#### RECORDS SUPPLIED

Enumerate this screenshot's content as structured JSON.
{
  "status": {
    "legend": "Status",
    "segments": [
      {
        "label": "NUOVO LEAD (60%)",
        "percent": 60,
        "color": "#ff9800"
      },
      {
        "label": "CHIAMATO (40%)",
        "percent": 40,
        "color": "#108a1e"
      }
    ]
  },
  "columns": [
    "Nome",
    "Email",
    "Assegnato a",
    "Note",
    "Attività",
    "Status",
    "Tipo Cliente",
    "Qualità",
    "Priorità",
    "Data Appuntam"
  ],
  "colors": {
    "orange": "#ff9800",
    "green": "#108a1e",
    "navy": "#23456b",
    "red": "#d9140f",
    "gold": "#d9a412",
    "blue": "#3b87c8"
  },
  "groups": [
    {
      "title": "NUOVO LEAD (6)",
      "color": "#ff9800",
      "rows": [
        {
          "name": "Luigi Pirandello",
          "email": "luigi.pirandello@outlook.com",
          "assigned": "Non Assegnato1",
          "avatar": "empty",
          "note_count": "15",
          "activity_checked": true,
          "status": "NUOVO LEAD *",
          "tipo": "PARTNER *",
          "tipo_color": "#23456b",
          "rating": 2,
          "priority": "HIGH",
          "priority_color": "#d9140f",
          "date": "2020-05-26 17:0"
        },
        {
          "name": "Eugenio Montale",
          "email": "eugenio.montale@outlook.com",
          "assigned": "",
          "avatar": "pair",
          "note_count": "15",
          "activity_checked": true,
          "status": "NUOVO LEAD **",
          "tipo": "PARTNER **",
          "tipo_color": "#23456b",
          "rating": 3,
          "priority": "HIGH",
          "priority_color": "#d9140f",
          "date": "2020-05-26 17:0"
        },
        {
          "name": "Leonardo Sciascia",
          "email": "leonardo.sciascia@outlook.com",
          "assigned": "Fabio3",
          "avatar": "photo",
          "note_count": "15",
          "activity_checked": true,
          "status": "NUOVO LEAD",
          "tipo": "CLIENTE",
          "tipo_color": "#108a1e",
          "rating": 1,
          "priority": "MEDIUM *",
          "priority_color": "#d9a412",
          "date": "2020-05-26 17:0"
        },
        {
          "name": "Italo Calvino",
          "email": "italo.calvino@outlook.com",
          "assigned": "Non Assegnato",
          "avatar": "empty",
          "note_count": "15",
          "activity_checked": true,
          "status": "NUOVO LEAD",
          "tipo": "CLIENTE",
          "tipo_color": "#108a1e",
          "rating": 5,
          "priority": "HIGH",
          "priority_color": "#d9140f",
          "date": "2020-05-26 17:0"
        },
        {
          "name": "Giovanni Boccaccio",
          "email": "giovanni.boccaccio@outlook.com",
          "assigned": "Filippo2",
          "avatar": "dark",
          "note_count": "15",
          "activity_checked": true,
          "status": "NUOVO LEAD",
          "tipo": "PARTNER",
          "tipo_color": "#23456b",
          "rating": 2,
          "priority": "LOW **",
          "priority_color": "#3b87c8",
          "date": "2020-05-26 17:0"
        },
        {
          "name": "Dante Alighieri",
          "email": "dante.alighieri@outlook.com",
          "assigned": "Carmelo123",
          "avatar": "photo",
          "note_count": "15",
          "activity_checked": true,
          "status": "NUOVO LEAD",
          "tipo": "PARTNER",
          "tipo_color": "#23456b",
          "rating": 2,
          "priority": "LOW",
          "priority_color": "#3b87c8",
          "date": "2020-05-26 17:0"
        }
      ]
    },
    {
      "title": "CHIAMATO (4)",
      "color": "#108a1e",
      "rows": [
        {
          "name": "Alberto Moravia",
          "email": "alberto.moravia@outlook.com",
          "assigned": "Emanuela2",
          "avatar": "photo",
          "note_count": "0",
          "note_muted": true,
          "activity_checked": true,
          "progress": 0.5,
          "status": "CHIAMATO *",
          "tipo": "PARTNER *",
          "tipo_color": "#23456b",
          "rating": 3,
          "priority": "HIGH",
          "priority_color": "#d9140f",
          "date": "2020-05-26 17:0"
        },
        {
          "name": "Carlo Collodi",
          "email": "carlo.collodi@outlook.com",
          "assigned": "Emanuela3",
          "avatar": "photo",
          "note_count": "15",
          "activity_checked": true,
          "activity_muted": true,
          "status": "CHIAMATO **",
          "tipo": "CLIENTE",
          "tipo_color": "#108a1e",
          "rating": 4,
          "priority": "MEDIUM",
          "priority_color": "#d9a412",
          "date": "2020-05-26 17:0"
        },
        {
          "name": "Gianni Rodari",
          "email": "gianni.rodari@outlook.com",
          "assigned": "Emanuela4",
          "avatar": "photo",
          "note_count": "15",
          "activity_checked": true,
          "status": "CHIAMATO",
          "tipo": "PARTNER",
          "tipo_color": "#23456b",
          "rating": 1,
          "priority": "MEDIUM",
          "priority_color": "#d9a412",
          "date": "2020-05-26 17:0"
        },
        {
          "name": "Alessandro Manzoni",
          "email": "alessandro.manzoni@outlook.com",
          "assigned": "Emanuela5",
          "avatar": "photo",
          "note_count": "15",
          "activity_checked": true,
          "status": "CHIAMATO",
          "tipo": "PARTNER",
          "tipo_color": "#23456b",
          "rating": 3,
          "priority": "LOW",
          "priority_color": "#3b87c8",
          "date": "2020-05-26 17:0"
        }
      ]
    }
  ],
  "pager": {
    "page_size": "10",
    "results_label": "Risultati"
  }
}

########

> _DIRECTIONS FOR THIS TASK_
Write out the entries above word for word.

> _SOLUTION TO THIS PROBLEM_
Enumerate this screenshot's content as structured JSON.
{
  "status": {
    "legend": "Status",
    "segments": [
      {
        "label": "NUOVO LEAD (60%)",
        "percent": 60,
        "color": "#ff9800"
      },
      {
        "label": "CHIAMATO (40%)",
        "percent": 40,
        "color": "#108a1e"
      }
    ]
  },
  "columns": [
    "Nome",
    "Email",
    "Assegnato a",
    "Note",
    "Attività",
    "Status",
    "Tipo Cliente",
    "Qualità",
    "Priorità",
    "Data Appuntam"
  ],
  "colors": {
    "orange": "#ff9800",
    "green": "#108a1e",
    "navy": "#23456b",
    "red": "#d9140f",
    "gold": "#d9a412",
    "blue": "#3b87c8"
  },
  "groups": [
    {
      "title": "NUOVO LEAD (6)",
      "color": "#ff9800",
      "rows": [
        {
          "name": "Luigi Pirandello",
          "email": "luigi.pirandello@outlook.com",
          "assigned": "Non Assegnato1",
          "avatar": "empty",
          "note_count": "15",
          "activity_checked": true,
          "status": "NUOVO LEAD *",
          "tipo": "PARTNER *",
          "tipo_color": "#23456b",
          "rating": 2,
          "priority": "HIGH",
          "priority_color": "#d9140f",
          "date": "2020-05-26 17:0"
        },
        {
          "name": "Eugenio Montale",
          "email": "eugenio.montale@outlook.com",
          "assigned": "",
          "avatar": "pair",
          "note_count": "15",
          "activity_checked": true,
          "status": "NUOVO LEAD **",
          "tipo": "PARTNER **",
          "tipo_color": "#23456b",
          "rating": 3,
          "priority": "HIGH",
          "priority_color": "#d9140f",
          "date": "2020-05-26 17:0"
        },
        {
          "name": "Leonardo Sciascia",
          "email": "leonardo.sciascia@outlook.com",
          "assigned": "Fabio3",
          "avatar": "photo",
          "note_count": "15",
          "activity_checked": true,
          "status": "NUOVO LEAD",
          "tipo": "CLIENTE",
          "tipo_color": "#108a1e",
          "rating": 1,
          "priority": "MEDIUM *",
          "priority_color": "#d9a412",
          "date": "2020-05-26 17:0"
        },
        {
          "name": "Italo Calvino",
          "email": "italo.calvino@outlook.com",
          "assigned": "Non Assegnato",
          "avatar": "empty",
          "note_count": "15",
          "activity_checked": true,
          "status": "NUOVO LEAD",
          "tipo": "CLIENTE",
          "tipo_color": "#108a1e",
          "rating": 5,
          "priority": "HIGH",
          "priority_color": "#d9140f",
          "date": "2020-05-26 17:0"
        },
        {
          "name": "Giovanni Boccaccio",
          "email": "giovanni.boccaccio@outlook.com",
          "assigned": "Filippo2",
          "avatar": "dark",
          "note_count": "15",
          "activity_checked": true,
          "status": "NUOVO LEAD",
          "tipo": "PARTNER",
          "tipo_color": "#23456b",
          "rating": 2,
          "priority": "LOW **",
          "priority_color": "#3b87c8",
          "date": "2020-05-26 17:0"
        },
        {
          "name": "Dante Alighieri",
          "email": "dante.alighieri@outlook.com",
          "assigned": "Carmelo123",
          "avatar": "photo",
          "note_count": "15",
          "activity_checked": true,
          "status": "NUOVO LEAD",
          "tipo": "PARTNER",
          "tipo_color": "#23456b",
          "rating": 2,
          "priority": "LOW",
          "priority_color": "#3b87c8",
          "date": "2020-05-26 17:0"
        }
      ]
    },
    {
      "title": "CHIAMATO (4)",
      "color": "#108a1e",
      "rows": [
        {
          "name": "Alberto Moravia",
          "email": "alberto.moravia@outlook.com",
          "assigned": "Emanuela2",
          "avatar": "photo",
          "note_count": "0",
          "note_muted": true,
          "activity_checked": true,
          "progress": 0.5,
          "status": "CHIAMATO *",
          "tipo": "PARTNER *",
          "tipo_color": "#23456b",
          "rating": 3,
          "priority": "HIGH",
          "priority_color": "#d9140f",
          "date": "2020-05-26 17:0"
        },
        {
          "name": "Carlo Collodi",
          "email": "carlo.collodi@outlook.com",
          "assigned": "Emanuela3",
          "avatar": "photo",
          "note_count": "15",
          "activity_checked": true,
          "activity_muted": true,
          "status": "CHIAMATO **",
          "tipo": "CLIENTE",
          "tipo_color": "#108a1e",
          "rating": 4,
          "priority": "MEDIUM",
          "priority_color": "#d9a412",
          "date": "2020-05-26 17:0"
        },
        {
          "name": "Gianni Rodari",
          "email": "gianni.rodari@outlook.com",
          "assigned": "Emanuela4",
          "avatar": "photo",
          "note_count": "15",
          "activity_checked": true,
          "status": "CHIAMATO",
          "tipo": "PARTNER",
          "tipo_color": "#23456b",
          "rating": 1,
          "priority": "MEDIUM",
          "priority_color": "#d9a412",
          "date": "2020-05-26 17:0"
        },
        {
          "name": "Alessandro Manzoni",
          "email": "alessandro.manzoni@outlook.com",
          "assigned": "Emanuela5",
          "avatar": "photo",
          "note_count": "15",
          "activity_checked": true,
          "status": "CHIAMATO",
          "tipo": "PARTNER",
          "tipo_color": "#23456b",
          "rating": 3,
          "priority": "LOW",
          "priority_color": "#3b87c8",
          "date": "2020-05-26 17:0"
        }
      ]
    }
  ],
  "pager": {
    "page_size": "10",
    "results_label": "Risultati"
  }
}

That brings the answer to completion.